Extrait choisi ▸
________

LAS VEGAS, Nevada (Reuters) - La police américaine peinait mardi à établir les motivations qui ont poussé un retraité de 64 ans à tirer sur la foule depuis une chambre d'hôtel de Las Vegas, faisant 59 morts et 527 blessés dans la plus meurtrière fusillade de l'histoire des Etats-Unis.

+

Le tireur, qui s'est donné la mort peu avant l'arrivée de police, a été identifié comme Stephen Paddock, un individu apparemment sans histoire, inconnu des services de police et vivant dans un lotissement en périphérie de la ville. Le seul fait notable le concernant était une infraction au code de la route.

+

Paddock n'avait pas de passé militaire et n'était pas fiché pour d'éventuels troubles psychologiques, des comportements antisociaux ou l'expression d'opinions politiques et religieuses extrémistes sur les réseaux sociaux.

+

L'homme, qui était semble-t-il un pratiquant assidu des jeux de hasards, avait amassé 42 armes à feu et s'est servi de certaines d'entre elles pour tirer depuis la fenêtre de sa chambre, au 32e étage de l'hôtel Mandalay Bay, sur une foule de 22.000 personnes qui assistaient à un concert de country dimanche soir.

+

Vingt-trois armes ont été retrouvées dans sa chambre du Mandalay Bay, dont des fusils d'assaut et des armes altérées pour opérer de manière automatique. Un stock de nitrate d'ammonium, un engrais susceptible d'être utilisé dans l'élaboration d'explosifs, a été retrouvé dans sa voiture.

________

Données ▸
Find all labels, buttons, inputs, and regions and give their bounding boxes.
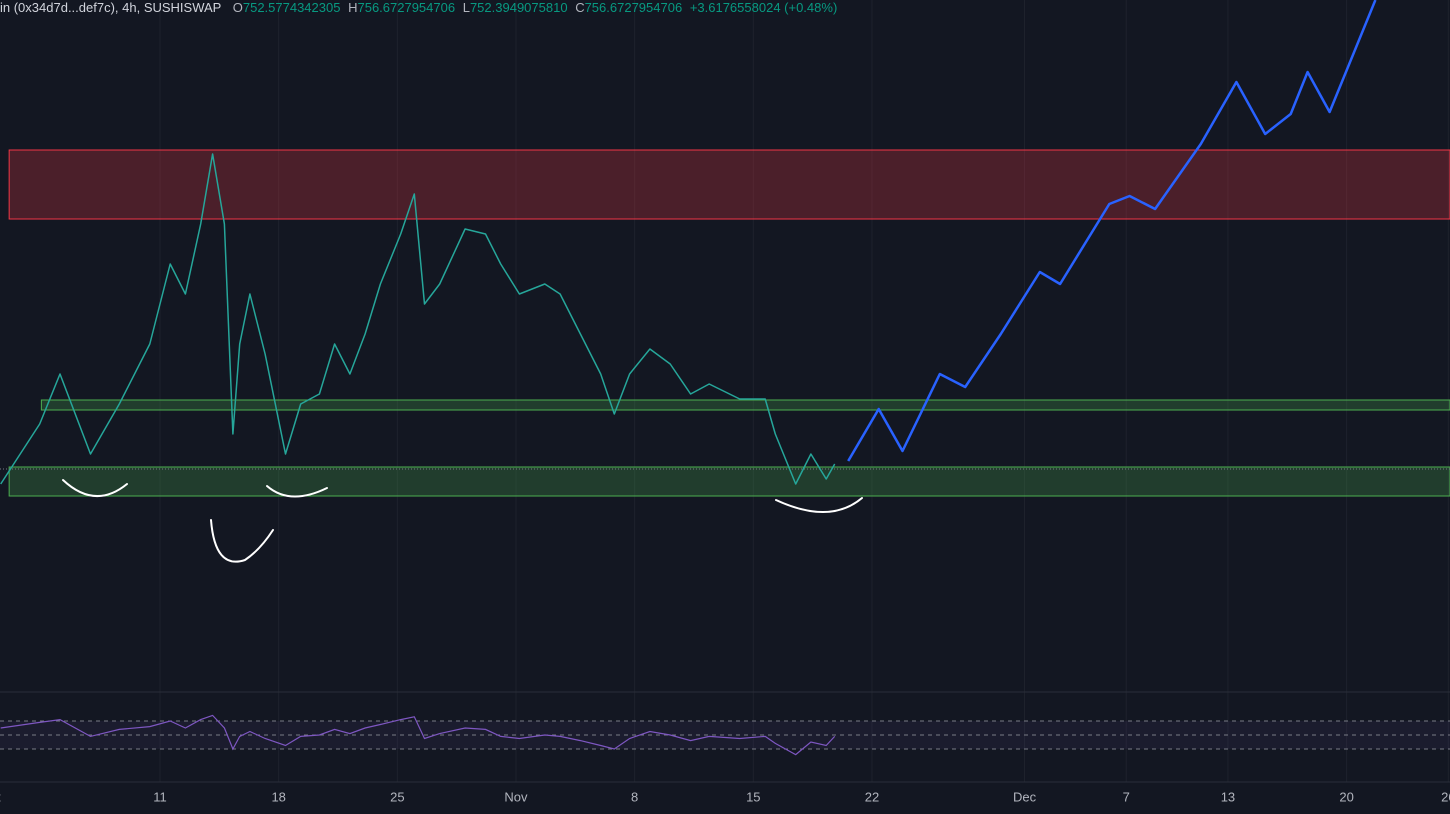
price-line — [847, 0, 1377, 462]
hand-arc — [775, 497, 863, 513]
x-tick-label: Oct — [0, 789, 1, 804]
x-tick-label: 7 — [1123, 789, 1130, 804]
zone — [40, 399, 1450, 411]
header: in (0x34d7d...def7c), 4h, SUSHISWAP O752… — [0, 0, 837, 15]
rsi-pane — [0, 714, 1450, 756]
zone — [8, 466, 1450, 497]
low: 752.3949075810 — [470, 0, 568, 15]
x-tick-label: 25 — [390, 789, 404, 804]
change: +3.6176558024 (+0.48%) — [690, 0, 837, 15]
x-axis: Oct 11 18 25 Nov 8 15 22 Dec 7 13 20 26 — [0, 789, 1450, 804]
close-label: C — [575, 0, 584, 15]
annotations — [62, 479, 863, 563]
x-tick-label: 15 — [746, 789, 760, 804]
x-tick-label: 26 — [1441, 789, 1450, 804]
open: 752.5774342305 — [243, 0, 341, 15]
hand-arc — [266, 485, 328, 498]
x-tick-label: 20 — [1339, 789, 1353, 804]
hand-arc — [62, 479, 128, 498]
high: 756.6727954706 — [357, 0, 455, 15]
symbol: in (0x34d7d...def7c), 4h, SUSHISWAP — [0, 0, 221, 15]
x-tick-label: 22 — [865, 789, 879, 804]
x-tick-label: 13 — [1221, 789, 1235, 804]
price-line — [0, 153, 836, 485]
zone — [8, 149, 1450, 220]
grid — [159, 0, 1449, 782]
rsi-line — [0, 714, 836, 756]
zones — [8, 149, 1450, 497]
x-tick-label: Nov — [504, 789, 528, 804]
high-label: H — [348, 0, 357, 15]
x-tick-label: 11 — [153, 789, 167, 804]
x-tick-label: 8 — [631, 789, 638, 804]
open-label: O — [233, 0, 243, 15]
x-tick-label: 18 — [271, 789, 285, 804]
plot — [0, 0, 1377, 485]
close: 756.6727954706 — [585, 0, 683, 15]
x-tick-label: Dec — [1013, 789, 1037, 804]
hand-arc — [210, 519, 274, 563]
low-label: L — [463, 0, 470, 15]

________

Consigne ▸
Restituez sans modification le passage de l'extrait sur la fusillade de Las Vegas, en commençant à « Le tireur, qui » et en terminant à « les réseaux sociaux. ».

Réponse attendue ▸
Le tireur, qui s'est donné la mort peu avant l'arrivée de police, a été identifié comme Stephen Paddock, un individu apparemment sans histoire, inconnu des services de police et vivant dans un lotissement en périphérie de la ville. Le seul fait notable le concernant était une infraction au code de la route.

+

Paddock n'avait pas de passé militaire et n'était pas fiché pour d'éventuels troubles psychologiques, des comportements antisociaux ou l'expression d'opinions politiques et religieuses extrémistes sur les réseaux sociaux.